LISTED RECORDS -
····················
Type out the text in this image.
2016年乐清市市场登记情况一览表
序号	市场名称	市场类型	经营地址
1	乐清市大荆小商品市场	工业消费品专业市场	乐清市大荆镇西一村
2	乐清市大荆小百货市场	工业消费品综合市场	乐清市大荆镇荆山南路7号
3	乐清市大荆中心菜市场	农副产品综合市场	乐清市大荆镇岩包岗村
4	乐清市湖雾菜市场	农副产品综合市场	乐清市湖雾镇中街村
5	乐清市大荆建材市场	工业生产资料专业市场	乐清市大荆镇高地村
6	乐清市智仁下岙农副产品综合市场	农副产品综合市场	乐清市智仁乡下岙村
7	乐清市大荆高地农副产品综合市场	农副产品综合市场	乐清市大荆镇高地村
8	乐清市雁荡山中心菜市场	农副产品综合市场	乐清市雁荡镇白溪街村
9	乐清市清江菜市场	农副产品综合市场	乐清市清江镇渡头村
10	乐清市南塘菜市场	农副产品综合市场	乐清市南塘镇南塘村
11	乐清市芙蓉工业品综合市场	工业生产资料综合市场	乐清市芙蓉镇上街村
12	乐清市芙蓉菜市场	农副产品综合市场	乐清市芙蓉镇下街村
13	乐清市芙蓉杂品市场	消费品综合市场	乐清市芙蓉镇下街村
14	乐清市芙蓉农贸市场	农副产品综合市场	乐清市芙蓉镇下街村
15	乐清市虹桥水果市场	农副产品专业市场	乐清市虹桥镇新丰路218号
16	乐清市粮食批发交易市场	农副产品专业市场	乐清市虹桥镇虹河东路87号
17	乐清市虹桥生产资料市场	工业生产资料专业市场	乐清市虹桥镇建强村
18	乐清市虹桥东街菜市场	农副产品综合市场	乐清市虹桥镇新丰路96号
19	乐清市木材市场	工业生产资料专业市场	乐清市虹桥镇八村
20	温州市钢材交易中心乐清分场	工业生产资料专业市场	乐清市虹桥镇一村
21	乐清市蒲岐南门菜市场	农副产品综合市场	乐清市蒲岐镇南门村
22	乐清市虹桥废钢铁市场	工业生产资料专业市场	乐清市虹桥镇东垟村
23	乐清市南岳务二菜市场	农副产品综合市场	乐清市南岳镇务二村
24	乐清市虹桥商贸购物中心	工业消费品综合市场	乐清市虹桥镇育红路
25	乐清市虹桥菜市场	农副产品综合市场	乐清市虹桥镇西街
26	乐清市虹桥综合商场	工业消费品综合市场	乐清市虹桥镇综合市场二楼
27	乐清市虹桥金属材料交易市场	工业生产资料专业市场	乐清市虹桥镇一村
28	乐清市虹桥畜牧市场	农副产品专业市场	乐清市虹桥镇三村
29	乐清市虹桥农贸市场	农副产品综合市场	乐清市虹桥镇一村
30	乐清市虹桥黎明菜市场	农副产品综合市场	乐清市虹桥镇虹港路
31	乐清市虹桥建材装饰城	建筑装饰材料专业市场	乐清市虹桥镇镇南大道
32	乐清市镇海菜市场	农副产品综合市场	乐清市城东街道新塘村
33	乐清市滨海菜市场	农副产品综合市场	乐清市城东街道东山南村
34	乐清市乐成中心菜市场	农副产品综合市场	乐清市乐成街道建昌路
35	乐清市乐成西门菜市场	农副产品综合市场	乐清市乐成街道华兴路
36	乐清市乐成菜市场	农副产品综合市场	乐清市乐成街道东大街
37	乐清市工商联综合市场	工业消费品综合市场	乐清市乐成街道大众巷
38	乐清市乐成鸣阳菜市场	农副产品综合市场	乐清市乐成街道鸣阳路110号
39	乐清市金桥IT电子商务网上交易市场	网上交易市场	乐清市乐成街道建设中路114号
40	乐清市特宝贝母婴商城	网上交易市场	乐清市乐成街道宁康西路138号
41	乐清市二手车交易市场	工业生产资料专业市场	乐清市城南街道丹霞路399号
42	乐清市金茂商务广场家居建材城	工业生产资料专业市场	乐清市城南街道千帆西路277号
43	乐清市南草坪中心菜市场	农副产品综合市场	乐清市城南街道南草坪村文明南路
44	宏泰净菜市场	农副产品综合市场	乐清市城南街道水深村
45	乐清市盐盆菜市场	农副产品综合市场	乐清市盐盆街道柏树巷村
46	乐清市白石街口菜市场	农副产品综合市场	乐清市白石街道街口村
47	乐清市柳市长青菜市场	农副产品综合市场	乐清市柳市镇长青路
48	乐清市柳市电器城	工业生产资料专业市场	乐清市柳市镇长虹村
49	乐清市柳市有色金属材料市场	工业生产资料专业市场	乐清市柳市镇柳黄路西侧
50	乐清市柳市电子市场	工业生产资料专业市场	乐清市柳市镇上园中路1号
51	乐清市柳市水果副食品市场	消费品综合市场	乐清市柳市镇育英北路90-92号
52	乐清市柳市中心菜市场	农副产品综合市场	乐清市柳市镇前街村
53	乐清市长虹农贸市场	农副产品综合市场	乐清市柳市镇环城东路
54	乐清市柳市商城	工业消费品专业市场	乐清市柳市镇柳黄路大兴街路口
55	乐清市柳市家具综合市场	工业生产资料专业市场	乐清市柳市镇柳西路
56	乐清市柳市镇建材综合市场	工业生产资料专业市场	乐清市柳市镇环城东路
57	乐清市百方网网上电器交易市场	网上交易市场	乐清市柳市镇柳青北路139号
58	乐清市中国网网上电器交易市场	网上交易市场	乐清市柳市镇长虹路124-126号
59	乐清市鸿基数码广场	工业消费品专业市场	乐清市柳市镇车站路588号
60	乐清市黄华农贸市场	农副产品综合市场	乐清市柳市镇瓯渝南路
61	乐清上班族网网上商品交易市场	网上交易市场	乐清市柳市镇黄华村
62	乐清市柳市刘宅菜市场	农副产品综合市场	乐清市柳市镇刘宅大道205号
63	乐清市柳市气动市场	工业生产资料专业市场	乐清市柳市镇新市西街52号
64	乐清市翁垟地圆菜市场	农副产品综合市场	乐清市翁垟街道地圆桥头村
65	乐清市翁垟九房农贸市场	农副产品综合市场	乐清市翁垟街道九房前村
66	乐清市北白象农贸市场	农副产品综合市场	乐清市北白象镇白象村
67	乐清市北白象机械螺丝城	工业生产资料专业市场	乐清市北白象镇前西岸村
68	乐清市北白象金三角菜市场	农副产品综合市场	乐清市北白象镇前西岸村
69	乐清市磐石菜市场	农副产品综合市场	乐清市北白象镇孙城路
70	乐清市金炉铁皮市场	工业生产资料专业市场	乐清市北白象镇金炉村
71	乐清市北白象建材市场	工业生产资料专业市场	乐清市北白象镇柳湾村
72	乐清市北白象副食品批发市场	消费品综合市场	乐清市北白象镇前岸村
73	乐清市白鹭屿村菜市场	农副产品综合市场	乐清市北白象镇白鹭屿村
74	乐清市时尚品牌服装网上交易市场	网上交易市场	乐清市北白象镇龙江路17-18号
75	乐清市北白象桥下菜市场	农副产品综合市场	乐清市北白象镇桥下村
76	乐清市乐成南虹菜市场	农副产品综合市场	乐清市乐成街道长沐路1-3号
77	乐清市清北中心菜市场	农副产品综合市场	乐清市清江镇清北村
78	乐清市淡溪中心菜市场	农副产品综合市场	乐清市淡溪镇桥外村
····················
GOAL - Using the listing above, retype each line exactly.

WRITTEN SOLUTION -
Type out the text in this image.
2016年乐清市市场登记情况一览表
序号	市场名称	市场类型	经营地址
1	乐清市大荆小商品市场	工业消费品专业市场	乐清市大荆镇西一村
2	乐清市大荆小百货市场	工业消费品综合市场	乐清市大荆镇荆山南路7号
3	乐清市大荆中心菜市场	农副产品综合市场	乐清市大荆镇岩包岗村
4	乐清市湖雾菜市场	农副产品综合市场	乐清市湖雾镇中街村
5	乐清市大荆建材市场	工业生产资料专业市场	乐清市大荆镇高地村
6	乐清市智仁下岙农副产品综合市场	农副产品综合市场	乐清市智仁乡下岙村
7	乐清市大荆高地农副产品综合市场	农副产品综合市场	乐清市大荆镇高地村
8	乐清市雁荡山中心菜市场	农副产品综合市场	乐清市雁荡镇白溪街村
9	乐清市清江菜市场	农副产品综合市场	乐清市清江镇渡头村
10	乐清市南塘菜市场	农副产品综合市场	乐清市南塘镇南塘村
11	乐清市芙蓉工业品综合市场	工业生产资料综合市场	乐清市芙蓉镇上街村
12	乐清市芙蓉菜市场	农副产品综合市场	乐清市芙蓉镇下街村
13	乐清市芙蓉杂品市场	消费品综合市场	乐清市芙蓉镇下街村
14	乐清市芙蓉农贸市场	农副产品综合市场	乐清市芙蓉镇下街村
15	乐清市虹桥水果市场	农副产品专业市场	乐清市虹桥镇新丰路218号
16	乐清市粮食批发交易市场	农副产品专业市场	乐清市虹桥镇虹河东路87号
17	乐清市虹桥生产资料市场	工业生产资料专业市场	乐清市虹桥镇建强村
18	乐清市虹桥东街菜市场	农副产品综合市场	乐清市虹桥镇新丰路96号
19	乐清市木材市场	工业生产资料专业市场	乐清市虹桥镇八村
20	温州市钢材交易中心乐清分场	工业生产资料专业市场	乐清市虹桥镇一村
21	乐清市蒲岐南门菜市场	农副产品综合市场	乐清市蒲岐镇南门村
22	乐清市虹桥废钢铁市场	工业生产资料专业市场	乐清市虹桥镇东垟村
23	乐清市南岳务二菜市场	农副产品综合市场	乐清市南岳镇务二村
24	乐清市虹桥商贸购物中心	工业消费品综合市场	乐清市虹桥镇育红路
25	乐清市虹桥菜市场	农副产品综合市场	乐清市虹桥镇西街
26	乐清市虹桥综合商场	工业消费品综合市场	乐清市虹桥镇综合市场二楼
27	乐清市虹桥金属材料交易市场	工业生产资料专业市场	乐清市虹桥镇一村
28	乐清市虹桥畜牧市场	农副产品专业市场	乐清市虹桥镇三村
29	乐清市虹桥农贸市场	农副产品综合市场	乐清市虹桥镇一村
30	乐清市虹桥黎明菜市场	农副产品综合市场	乐清市虹桥镇虹港路
31	乐清市虹桥建材装饰城	建筑装饰材料专业市场	乐清市虹桥镇镇南大道
32	乐清市镇海菜市场	农副产品综合市场	乐清市城东街道新塘村
33	乐清市滨海菜市场	农副产品综合市场	乐清市城东街道东山南村
34	乐清市乐成中心菜市场	农副产品综合市场	乐清市乐成街道建昌路
35	乐清市乐成西门菜市场	农副产品综合市场	乐清市乐成街道华兴路
36	乐清市乐成菜市场	农副产品综合市场	乐清市乐成街道东大街
37	乐清市工商联综合市场	工业消费品综合市场	乐清市乐成街道大众巷
38	乐清市乐成鸣阳菜市场	农副产品综合市场	乐清市乐成街道鸣阳路110号
39	乐清市金桥IT电子商务网上交易市场	网上交易市场	乐清市乐成街道建设中路114号
40	乐清市特宝贝母婴商城	网上交易市场	乐清市乐成街道宁康西路138号
41	乐清市二手车交易市场	工业生产资料专业市场	乐清市城南街道丹霞路399号
42	乐清市金茂商务广场家居建材城	工业生产资料专业市场	乐清市城南街道千帆西路277号
43	乐清市南草坪中心菜市场	农副产品综合市场	乐清市城南街道南草坪村文明南路
44	宏泰净菜市场	农副产品综合市场	乐清市城南街道水深村
45	乐清市盐盆菜市场	农副产品综合市场	乐清市盐盆街道柏树巷村
46	乐清市白石街口菜市场	农副产品综合市场	乐清市白石街道街口村
47	乐清市柳市长青菜市场	农副产品综合市场	乐清市柳市镇长青路
48	乐清市柳市电器城	工业生产资料专业市场	乐清市柳市镇长虹村
49	乐清市柳市有色金属材料市场	工业生产资料专业市场	乐清市柳市镇柳黄路西侧
50	乐清市柳市电子市场	工业生产资料专业市场	乐清市柳市镇上园中路1号
51	乐清市柳市水果副食品市场	消费品综合市场	乐清市柳市镇育英北路90-92号
52	乐清市柳市中心菜市场	农副产品综合市场	乐清市柳市镇前街村
53	乐清市长虹农贸市场	农副产品综合市场	乐清市柳市镇环城东路
54	乐清市柳市商城	工业消费品专业市场	乐清市柳市镇柳黄路大兴街路口
55	乐清市柳市家具综合市场	工业生产资料专业市场	乐清市柳市镇柳西路
56	乐清市柳市镇建材综合市场	工业生产资料专业市场	乐清市柳市镇环城东路
57	乐清市百方网网上电器交易市场	网上交易市场	乐清市柳市镇柳青北路139号
58	乐清市中国网网上电器交易市场	网上交易市场	乐清市柳市镇长虹路124-126号
59	乐清市鸿基数码广场	工业消费品专业市场	乐清市柳市镇车站路588号
60	乐清市黄华农贸市场	农副产品综合市场	乐清市柳市镇瓯渝南路
61	乐清上班族网网上商品交易市场	网上交易市场	乐清市柳市镇黄华村
62	乐清市柳市刘宅菜市场	农副产品综合市场	乐清市柳市镇刘宅大道205号
63	乐清市柳市气动市场	工业生产资料专业市场	乐清市柳市镇新市西街52号
64	乐清市翁垟地圆菜市场	农副产品综合市场	乐清市翁垟街道地圆桥头村
65	乐清市翁垟九房农贸市场	农副产品综合市场	乐清市翁垟街道九房前村
66	乐清市北白象农贸市场	农副产品综合市场	乐清市北白象镇白象村
67	乐清市北白象机械螺丝城	工业生产资料专业市场	乐清市北白象镇前西岸村
68	乐清市北白象金三角菜市场	农副产品综合市场	乐清市北白象镇前西岸村
69	乐清市磐石菜市场	农副产品综合市场	乐清市北白象镇孙城路
70	乐清市金炉铁皮市场	工业生产资料专业市场	乐清市北白象镇金炉村
71	乐清市北白象建材市场	工业生产资料专业市场	乐清市北白象镇柳湾村
72	乐清市北白象副食品批发市场	消费品综合市场	乐清市北白象镇前岸村
73	乐清市白鹭屿村菜市场	农副产品综合市场	乐清市北白象镇白鹭屿村
74	乐清市时尚品牌服装网上交易市场	网上交易市场	乐清市北白象镇龙江路17-18号
75	乐清市北白象桥下菜市场	农副产品综合市场	乐清市北白象镇桥下村
76	乐清市乐成南虹菜市场	农副产品综合市场	乐清市乐成街道长沐路1-3号
77	乐清市清北中心菜市场	农副产品综合市场	乐清市清江镇清北村
78	乐清市淡溪中心菜市场	农副产品综合市场	乐清市淡溪镇桥外村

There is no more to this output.